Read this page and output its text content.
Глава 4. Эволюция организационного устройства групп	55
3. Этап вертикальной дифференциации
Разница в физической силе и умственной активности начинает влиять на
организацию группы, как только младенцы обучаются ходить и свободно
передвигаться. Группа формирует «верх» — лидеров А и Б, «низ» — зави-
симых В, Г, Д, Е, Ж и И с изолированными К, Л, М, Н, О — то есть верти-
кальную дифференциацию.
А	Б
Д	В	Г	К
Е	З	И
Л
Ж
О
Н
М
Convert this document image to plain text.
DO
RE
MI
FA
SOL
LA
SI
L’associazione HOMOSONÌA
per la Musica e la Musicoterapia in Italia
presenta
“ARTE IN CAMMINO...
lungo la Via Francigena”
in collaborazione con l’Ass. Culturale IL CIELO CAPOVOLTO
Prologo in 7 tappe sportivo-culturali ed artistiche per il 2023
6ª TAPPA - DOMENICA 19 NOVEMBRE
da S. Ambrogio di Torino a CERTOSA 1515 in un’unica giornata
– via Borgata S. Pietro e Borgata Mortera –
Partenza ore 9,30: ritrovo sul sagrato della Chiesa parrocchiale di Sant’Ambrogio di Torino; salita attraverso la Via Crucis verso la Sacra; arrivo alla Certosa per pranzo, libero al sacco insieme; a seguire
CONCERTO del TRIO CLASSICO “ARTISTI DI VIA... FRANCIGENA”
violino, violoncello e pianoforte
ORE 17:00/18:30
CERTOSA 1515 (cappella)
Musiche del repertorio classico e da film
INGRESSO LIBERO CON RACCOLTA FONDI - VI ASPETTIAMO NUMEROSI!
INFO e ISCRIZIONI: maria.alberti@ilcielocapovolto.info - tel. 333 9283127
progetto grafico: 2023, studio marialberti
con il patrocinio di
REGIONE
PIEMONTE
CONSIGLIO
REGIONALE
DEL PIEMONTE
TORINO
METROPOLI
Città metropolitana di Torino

-*-

**Problem**
Identify all lines in the records above with the word "this".

**Response below**
Read this page and output its text content.
Convert this document image to plain text.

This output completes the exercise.